■ WORK REQUIRED:
Give the data below again, word for word.

Dataset excerpts:
*-*-*
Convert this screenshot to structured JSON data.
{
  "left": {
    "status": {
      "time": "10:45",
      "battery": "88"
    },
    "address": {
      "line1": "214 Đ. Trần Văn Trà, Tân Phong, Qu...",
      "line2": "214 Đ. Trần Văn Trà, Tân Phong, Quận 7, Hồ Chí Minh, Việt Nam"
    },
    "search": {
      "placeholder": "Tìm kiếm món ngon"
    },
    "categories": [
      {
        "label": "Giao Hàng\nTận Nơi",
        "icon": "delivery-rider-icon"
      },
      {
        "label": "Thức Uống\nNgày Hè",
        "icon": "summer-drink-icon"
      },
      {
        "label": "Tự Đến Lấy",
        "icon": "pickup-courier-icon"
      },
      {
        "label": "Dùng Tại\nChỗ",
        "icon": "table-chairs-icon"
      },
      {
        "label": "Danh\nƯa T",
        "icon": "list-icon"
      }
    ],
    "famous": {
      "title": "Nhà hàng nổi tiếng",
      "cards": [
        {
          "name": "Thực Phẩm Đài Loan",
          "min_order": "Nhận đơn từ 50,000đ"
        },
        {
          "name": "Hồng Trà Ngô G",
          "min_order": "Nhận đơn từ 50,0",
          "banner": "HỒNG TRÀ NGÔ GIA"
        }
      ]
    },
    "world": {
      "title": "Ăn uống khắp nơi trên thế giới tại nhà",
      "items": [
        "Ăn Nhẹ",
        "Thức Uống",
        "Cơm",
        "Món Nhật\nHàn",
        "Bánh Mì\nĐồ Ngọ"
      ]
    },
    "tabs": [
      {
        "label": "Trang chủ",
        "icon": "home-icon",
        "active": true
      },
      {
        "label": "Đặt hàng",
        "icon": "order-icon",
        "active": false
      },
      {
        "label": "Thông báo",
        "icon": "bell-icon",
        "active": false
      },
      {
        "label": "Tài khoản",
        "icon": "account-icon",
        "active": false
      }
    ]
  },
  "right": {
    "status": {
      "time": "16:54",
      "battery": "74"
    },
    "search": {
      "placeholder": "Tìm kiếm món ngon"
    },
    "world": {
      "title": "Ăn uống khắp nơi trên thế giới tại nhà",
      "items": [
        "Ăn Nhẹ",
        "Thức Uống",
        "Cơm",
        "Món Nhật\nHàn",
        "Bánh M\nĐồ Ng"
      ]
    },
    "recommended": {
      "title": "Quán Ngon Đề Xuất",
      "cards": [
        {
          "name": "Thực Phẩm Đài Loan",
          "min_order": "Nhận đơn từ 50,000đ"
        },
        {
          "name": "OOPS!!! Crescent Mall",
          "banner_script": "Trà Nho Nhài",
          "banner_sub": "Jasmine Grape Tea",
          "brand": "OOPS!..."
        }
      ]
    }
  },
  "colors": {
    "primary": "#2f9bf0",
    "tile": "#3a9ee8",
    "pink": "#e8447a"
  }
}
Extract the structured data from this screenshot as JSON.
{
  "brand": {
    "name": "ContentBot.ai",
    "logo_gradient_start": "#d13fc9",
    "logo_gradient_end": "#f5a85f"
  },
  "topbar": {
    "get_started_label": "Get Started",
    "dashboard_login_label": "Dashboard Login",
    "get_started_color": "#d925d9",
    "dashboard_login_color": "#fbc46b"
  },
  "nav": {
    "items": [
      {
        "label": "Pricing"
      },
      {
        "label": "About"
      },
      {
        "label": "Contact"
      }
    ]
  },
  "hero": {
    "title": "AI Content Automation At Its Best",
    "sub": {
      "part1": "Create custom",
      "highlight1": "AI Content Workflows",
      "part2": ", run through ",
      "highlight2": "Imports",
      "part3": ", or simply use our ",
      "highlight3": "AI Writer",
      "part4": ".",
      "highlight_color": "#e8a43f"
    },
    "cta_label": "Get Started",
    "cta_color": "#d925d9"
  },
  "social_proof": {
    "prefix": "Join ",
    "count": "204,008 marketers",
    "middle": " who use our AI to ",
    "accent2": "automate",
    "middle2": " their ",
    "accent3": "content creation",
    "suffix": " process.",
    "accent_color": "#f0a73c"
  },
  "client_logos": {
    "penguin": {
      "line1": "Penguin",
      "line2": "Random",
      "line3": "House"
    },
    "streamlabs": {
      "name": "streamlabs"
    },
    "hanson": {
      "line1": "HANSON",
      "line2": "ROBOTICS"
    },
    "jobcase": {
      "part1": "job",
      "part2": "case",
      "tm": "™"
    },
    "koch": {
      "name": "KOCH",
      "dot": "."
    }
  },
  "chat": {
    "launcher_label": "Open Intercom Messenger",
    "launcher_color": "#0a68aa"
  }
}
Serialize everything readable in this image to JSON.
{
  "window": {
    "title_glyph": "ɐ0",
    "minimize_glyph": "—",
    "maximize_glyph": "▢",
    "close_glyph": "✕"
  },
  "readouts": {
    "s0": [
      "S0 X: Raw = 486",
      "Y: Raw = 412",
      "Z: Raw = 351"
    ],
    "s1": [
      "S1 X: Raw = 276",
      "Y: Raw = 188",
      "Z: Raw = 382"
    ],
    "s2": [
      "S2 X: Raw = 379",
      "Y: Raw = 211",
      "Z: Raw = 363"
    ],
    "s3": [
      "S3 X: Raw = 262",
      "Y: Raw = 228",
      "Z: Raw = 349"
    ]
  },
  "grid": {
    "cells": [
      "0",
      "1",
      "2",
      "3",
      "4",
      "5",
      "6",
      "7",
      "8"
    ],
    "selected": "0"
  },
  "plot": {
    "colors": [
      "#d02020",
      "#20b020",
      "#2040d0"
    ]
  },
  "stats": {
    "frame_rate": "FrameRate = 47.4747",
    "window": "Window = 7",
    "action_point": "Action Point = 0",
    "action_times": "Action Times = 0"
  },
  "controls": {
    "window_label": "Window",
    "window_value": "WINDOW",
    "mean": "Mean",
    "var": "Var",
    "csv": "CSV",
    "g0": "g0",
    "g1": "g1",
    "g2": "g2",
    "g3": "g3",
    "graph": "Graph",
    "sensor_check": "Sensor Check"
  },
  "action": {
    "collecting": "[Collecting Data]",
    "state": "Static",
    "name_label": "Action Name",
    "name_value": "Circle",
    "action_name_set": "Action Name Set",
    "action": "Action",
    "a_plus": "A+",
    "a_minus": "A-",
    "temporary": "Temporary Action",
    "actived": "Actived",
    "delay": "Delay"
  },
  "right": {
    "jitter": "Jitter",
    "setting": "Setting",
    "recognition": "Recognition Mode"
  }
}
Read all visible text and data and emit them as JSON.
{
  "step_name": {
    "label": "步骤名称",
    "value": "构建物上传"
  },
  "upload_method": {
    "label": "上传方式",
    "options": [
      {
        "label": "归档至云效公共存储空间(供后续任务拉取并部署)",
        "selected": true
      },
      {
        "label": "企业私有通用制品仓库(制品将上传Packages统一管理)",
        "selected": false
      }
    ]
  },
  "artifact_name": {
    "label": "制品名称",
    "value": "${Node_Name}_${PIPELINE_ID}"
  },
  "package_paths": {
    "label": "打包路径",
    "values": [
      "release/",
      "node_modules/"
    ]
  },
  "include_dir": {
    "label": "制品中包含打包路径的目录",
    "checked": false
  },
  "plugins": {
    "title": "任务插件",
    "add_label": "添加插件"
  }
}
*-*-*
■ SOLUTION:
Convert this screenshot to structured JSON data.
{
  "left": {
    "status": {
      "time": "10:45",
      "battery": "88"
    },
    "address": {
      "line1": "214 Đ. Trần Văn Trà, Tân Phong, Qu...",
      "line2": "214 Đ. Trần Văn Trà, Tân Phong, Quận 7, Hồ Chí Minh, Việt Nam"
    },
    "search": {
      "placeholder": "Tìm kiếm món ngon"
    },
    "categories": [
      {
        "label": "Giao Hàng\nTận Nơi",
        "icon": "delivery-rider-icon"
      },
      {
        "label": "Thức Uống\nNgày Hè",
        "icon": "summer-drink-icon"
      },
      {
        "label": "Tự Đến Lấy",
        "icon": "pickup-courier-icon"
      },
      {
        "label": "Dùng Tại\nChỗ",
        "icon": "table-chairs-icon"
      },
      {
        "label": "Danh\nƯa T",
        "icon": "list-icon"
      }
    ],
    "famous": {
      "title": "Nhà hàng nổi tiếng",
      "cards": [
        {
          "name": "Thực Phẩm Đài Loan",
          "min_order": "Nhận đơn từ 50,000đ"
        },
        {
          "name": "Hồng Trà Ngô G",
          "min_order": "Nhận đơn từ 50,0",
          "banner": "HỒNG TRÀ NGÔ GIA"
        }
      ]
    },
    "world": {
      "title": "Ăn uống khắp nơi trên thế giới tại nhà",
      "items": [
        "Ăn Nhẹ",
        "Thức Uống",
        "Cơm",
        "Món Nhật\nHàn",
        "Bánh Mì\nĐồ Ngọ"
      ]
    },
    "tabs": [
      {
        "label": "Trang chủ",
        "icon": "home-icon",
        "active": true
      },
      {
        "label": "Đặt hàng",
        "icon": "order-icon",
        "active": false
      },
      {
        "label": "Thông báo",
        "icon": "bell-icon",
        "active": false
      },
      {
        "label": "Tài khoản",
        "icon": "account-icon",
        "active": false
      }
    ]
  },
  "right": {
    "status": {
      "time": "16:54",
      "battery": "74"
    },
    "search": {
      "placeholder": "Tìm kiếm món ngon"
    },
    "world": {
      "title": "Ăn uống khắp nơi trên thế giới tại nhà",
      "items": [
        "Ăn Nhẹ",
        "Thức Uống",
        "Cơm",
        "Món Nhật\nHàn",
        "Bánh M\nĐồ Ng"
      ]
    },
    "recommended": {
      "title": "Quán Ngon Đề Xuất",
      "cards": [
        {
          "name": "Thực Phẩm Đài Loan",
          "min_order": "Nhận đơn từ 50,000đ"
        },
        {
          "name": "OOPS!!! Crescent Mall",
          "banner_script": "Trà Nho Nhài",
          "banner_sub": "Jasmine Grape Tea",
          "brand": "OOPS!..."
        }
      ]
    }
  },
  "colors": {
    "primary": "#2f9bf0",
    "tile": "#3a9ee8",
    "pink": "#e8447a"
  }
}
Extract the structured data from this screenshot as JSON.
{
  "brand": {
    "name": "ContentBot.ai",
    "logo_gradient_start": "#d13fc9",
    "logo_gradient_end": "#f5a85f"
  },
  "topbar": {
    "get_started_label": "Get Started",
    "dashboard_login_label": "Dashboard Login",
    "get_started_color": "#d925d9",
    "dashboard_login_color": "#fbc46b"
  },
  "nav": {
    "items": [
      {
        "label": "Pricing"
      },
      {
        "label": "About"
      },
      {
        "label": "Contact"
      }
    ]
  },
  "hero": {
    "title": "AI Content Automation At Its Best",
    "sub": {
      "part1": "Create custom",
      "highlight1": "AI Content Workflows",
      "part2": ", run through ",
      "highlight2": "Imports",
      "part3": ", or simply use our ",
      "highlight3": "AI Writer",
      "part4": ".",
      "highlight_color": "#e8a43f"
    },
    "cta_label": "Get Started",
    "cta_color": "#d925d9"
  },
  "social_proof": {
    "prefix": "Join ",
    "count": "204,008 marketers",
    "middle": " who use our AI to ",
    "accent2": "automate",
    "middle2": " their ",
    "accent3": "content creation",
    "suffix": " process.",
    "accent_color": "#f0a73c"
  },
  "client_logos": {
    "penguin": {
      "line1": "Penguin",
      "line2": "Random",
      "line3": "House"
    },
    "streamlabs": {
      "name": "streamlabs"
    },
    "hanson": {
      "line1": "HANSON",
      "line2": "ROBOTICS"
    },
    "jobcase": {
      "part1": "job",
      "part2": "case",
      "tm": "™"
    },
    "koch": {
      "name": "KOCH",
      "dot": "."
    }
  },
  "chat": {
    "launcher_label": "Open Intercom Messenger",
    "launcher_color": "#0a68aa"
  }
}
Serialize everything readable in this image to JSON.
{
  "window": {
    "title_glyph": "ɐ0",
    "minimize_glyph": "—",
    "maximize_glyph": "▢",
    "close_glyph": "✕"
  },
  "readouts": {
    "s0": [
      "S0 X: Raw = 486",
      "Y: Raw = 412",
      "Z: Raw = 351"
    ],
    "s1": [
      "S1 X: Raw = 276",
      "Y: Raw = 188",
      "Z: Raw = 382"
    ],
    "s2": [
      "S2 X: Raw = 379",
      "Y: Raw = 211",
      "Z: Raw = 363"
    ],
    "s3": [
      "S3 X: Raw = 262",
      "Y: Raw = 228",
      "Z: Raw = 349"
    ]
  },
  "grid": {
    "cells": [
      "0",
      "1",
      "2",
      "3",
      "4",
      "5",
      "6",
      "7",
      "8"
    ],
    "selected": "0"
  },
  "plot": {
    "colors": [
      "#d02020",
      "#20b020",
      "#2040d0"
    ]
  },
  "stats": {
    "frame_rate": "FrameRate = 47.4747",
    "window": "Window = 7",
    "action_point": "Action Point = 0",
    "action_times": "Action Times = 0"
  },
  "controls": {
    "window_label": "Window",
    "window_value": "WINDOW",
    "mean": "Mean",
    "var": "Var",
    "csv": "CSV",
    "g0": "g0",
    "g1": "g1",
    "g2": "g2",
    "g3": "g3",
    "graph": "Graph",
    "sensor_check": "Sensor Check"
  },
  "action": {
    "collecting": "[Collecting Data]",
    "state": "Static",
    "name_label": "Action Name",
    "name_value": "Circle",
    "action_name_set": "Action Name Set",
    "action": "Action",
    "a_plus": "A+",
    "a_minus": "A-",
    "temporary": "Temporary Action",
    "actived": "Actived",
    "delay": "Delay"
  },
  "right": {
    "jitter": "Jitter",
    "setting": "Setting",
    "recognition": "Recognition Mode"
  }
}
Read all visible text and data and emit them as JSON.
{
  "step_name": {
    "label": "步骤名称",
    "value": "构建物上传"
  },
  "upload_method": {
    "label": "上传方式",
    "options": [
      {
        "label": "归档至云效公共存储空间(供后续任务拉取并部署)",
        "selected": true
      },
      {
        "label": "企业私有通用制品仓库(制品将上传Packages统一管理)",
        "selected": false
      }
    ]
  },
  "artifact_name": {
    "label": "制品名称",
    "value": "${Node_Name}_${PIPELINE_ID}"
  },
  "package_paths": {
    "label": "打包路径",
    "values": [
      "release/",
      "node_modules/"
    ]
  },
  "include_dir": {
    "label": "制品中包含打包路径的目录",
    "checked": false
  },
  "plugins": {
    "title": "任务插件",
    "add_label": "添加插件"
  }
}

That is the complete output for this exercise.